Single out the lines of the material that contain "Loss" and copy them.

Figure record listings
------------------------------------------------------------

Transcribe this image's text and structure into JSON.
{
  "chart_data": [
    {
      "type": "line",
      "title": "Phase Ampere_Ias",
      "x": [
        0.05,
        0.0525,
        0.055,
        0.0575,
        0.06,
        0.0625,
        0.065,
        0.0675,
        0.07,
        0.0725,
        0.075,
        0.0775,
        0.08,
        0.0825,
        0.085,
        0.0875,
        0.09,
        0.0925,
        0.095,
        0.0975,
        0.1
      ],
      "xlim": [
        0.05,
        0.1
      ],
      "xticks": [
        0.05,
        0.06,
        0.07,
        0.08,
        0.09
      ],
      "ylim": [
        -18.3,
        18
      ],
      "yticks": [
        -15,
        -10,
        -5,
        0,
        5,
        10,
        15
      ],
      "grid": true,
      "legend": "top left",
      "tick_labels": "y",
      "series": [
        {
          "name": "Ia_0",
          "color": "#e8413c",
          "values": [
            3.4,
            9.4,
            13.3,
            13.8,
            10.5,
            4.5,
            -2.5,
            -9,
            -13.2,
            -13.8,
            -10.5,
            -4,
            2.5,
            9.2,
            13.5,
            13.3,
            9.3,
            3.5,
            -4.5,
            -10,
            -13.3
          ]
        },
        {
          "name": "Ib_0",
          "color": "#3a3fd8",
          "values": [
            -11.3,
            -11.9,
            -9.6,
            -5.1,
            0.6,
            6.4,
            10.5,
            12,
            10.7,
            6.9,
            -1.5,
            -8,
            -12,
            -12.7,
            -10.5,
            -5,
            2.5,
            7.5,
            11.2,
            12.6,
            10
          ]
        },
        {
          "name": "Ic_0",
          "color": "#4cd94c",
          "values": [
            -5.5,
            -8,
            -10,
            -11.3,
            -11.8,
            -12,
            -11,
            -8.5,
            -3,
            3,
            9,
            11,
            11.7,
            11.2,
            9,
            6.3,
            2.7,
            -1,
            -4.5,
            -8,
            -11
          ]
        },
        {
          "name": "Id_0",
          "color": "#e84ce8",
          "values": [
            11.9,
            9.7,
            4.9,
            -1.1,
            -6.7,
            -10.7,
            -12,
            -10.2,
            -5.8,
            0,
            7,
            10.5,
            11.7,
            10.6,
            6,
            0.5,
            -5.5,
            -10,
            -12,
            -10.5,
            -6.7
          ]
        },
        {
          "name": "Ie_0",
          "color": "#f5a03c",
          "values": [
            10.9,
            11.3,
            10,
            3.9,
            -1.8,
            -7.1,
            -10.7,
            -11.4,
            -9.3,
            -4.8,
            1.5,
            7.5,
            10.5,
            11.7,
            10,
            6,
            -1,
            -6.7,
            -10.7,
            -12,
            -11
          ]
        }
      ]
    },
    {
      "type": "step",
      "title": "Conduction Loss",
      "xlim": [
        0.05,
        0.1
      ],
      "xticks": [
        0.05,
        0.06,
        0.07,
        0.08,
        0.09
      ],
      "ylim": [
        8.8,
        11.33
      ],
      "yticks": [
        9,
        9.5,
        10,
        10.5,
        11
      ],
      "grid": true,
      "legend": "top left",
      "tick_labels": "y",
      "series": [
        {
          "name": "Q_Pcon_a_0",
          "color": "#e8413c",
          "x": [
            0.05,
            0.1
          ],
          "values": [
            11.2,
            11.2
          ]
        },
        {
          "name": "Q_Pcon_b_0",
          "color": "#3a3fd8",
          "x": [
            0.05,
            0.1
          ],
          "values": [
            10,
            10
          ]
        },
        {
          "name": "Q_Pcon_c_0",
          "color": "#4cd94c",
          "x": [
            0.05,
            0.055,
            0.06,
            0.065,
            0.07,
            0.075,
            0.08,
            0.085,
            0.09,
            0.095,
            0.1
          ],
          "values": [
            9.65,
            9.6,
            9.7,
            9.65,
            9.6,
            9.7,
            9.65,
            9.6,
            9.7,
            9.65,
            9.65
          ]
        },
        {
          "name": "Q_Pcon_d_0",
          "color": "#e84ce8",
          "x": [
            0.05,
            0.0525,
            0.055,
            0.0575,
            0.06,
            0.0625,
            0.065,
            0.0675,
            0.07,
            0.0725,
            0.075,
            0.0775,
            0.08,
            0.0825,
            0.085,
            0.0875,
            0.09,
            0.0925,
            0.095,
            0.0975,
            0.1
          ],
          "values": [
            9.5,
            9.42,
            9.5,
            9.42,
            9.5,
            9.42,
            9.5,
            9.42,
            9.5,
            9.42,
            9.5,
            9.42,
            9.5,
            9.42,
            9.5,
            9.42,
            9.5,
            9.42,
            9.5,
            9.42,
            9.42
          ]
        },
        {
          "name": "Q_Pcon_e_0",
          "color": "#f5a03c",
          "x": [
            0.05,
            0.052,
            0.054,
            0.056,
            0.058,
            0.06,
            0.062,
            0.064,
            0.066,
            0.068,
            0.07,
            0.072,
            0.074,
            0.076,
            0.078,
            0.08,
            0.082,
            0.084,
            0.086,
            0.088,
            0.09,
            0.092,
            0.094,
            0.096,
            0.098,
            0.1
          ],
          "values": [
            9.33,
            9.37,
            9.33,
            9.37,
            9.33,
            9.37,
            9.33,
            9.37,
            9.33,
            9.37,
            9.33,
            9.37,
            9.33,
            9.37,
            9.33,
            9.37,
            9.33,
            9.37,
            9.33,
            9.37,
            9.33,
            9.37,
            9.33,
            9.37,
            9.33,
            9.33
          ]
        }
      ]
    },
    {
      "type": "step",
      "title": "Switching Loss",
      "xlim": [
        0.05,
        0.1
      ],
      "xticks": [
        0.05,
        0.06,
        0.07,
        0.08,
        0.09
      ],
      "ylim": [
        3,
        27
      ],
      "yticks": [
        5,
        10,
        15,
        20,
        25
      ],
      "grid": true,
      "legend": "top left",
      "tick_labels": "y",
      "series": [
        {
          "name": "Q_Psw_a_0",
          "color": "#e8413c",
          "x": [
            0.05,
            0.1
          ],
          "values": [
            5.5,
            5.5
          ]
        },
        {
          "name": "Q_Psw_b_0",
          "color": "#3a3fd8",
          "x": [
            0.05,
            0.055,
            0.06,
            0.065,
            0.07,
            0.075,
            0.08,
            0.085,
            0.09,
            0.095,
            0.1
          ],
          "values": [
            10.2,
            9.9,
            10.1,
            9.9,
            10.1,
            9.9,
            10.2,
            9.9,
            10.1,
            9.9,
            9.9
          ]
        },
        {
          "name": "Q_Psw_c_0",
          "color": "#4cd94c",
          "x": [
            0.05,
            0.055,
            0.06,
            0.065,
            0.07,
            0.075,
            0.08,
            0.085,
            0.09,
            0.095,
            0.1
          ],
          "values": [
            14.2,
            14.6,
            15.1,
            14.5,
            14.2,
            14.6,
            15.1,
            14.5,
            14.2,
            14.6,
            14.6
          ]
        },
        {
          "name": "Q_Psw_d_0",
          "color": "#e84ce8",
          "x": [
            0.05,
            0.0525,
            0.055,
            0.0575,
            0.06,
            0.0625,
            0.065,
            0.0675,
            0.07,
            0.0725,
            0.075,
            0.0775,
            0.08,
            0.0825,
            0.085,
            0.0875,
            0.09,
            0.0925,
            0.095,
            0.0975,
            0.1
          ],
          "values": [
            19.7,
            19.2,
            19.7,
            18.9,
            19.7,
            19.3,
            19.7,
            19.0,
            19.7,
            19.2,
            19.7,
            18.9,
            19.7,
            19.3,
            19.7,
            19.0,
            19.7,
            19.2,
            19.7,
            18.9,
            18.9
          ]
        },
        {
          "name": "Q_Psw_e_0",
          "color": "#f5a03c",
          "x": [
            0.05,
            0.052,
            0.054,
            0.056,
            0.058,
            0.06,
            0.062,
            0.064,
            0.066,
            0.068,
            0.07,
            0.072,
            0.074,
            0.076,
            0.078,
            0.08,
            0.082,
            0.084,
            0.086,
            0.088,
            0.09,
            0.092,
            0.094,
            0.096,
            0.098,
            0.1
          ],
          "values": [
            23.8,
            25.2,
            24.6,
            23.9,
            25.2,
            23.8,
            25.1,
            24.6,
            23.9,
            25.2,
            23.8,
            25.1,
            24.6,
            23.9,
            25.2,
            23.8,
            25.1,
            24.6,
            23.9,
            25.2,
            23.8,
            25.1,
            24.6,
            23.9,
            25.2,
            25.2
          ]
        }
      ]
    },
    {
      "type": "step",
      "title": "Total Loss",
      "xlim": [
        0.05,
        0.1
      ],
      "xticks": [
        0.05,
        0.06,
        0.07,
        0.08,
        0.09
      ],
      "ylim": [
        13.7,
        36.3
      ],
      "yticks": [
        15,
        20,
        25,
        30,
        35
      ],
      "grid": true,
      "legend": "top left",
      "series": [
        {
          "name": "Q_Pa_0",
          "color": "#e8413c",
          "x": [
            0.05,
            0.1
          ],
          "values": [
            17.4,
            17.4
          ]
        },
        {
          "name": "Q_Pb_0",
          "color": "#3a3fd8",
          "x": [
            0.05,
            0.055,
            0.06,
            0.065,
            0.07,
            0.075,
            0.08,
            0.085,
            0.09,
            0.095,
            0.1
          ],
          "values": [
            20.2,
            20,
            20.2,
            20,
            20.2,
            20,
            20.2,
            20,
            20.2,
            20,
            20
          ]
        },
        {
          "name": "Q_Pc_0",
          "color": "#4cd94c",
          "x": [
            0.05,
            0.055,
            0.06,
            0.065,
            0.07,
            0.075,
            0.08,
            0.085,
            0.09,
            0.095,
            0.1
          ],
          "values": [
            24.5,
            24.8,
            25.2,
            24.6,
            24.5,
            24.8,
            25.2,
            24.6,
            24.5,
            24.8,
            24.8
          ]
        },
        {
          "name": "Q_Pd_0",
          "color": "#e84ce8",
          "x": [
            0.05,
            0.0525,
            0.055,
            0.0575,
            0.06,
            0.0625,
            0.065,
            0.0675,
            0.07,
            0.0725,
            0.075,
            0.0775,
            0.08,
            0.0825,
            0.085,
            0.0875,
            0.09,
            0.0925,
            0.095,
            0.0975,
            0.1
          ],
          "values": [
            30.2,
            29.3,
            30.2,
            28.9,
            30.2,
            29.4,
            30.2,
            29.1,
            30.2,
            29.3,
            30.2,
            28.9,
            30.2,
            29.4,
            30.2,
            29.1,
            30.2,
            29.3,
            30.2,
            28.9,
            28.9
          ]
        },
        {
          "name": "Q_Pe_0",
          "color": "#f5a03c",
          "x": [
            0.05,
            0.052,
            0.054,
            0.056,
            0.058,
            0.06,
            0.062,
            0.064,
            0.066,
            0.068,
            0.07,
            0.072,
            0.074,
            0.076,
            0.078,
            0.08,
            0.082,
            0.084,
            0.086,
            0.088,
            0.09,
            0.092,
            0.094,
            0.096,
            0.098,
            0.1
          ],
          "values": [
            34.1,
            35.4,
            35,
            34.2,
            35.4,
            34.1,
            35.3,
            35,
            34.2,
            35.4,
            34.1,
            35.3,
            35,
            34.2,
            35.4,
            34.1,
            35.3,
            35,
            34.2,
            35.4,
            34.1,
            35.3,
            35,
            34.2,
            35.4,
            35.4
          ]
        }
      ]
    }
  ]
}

------------------------------------------------------------

**THE REPLY**
      "title": "Conduction Loss",
      "title": "Switching Loss",
      "title": "Total Loss",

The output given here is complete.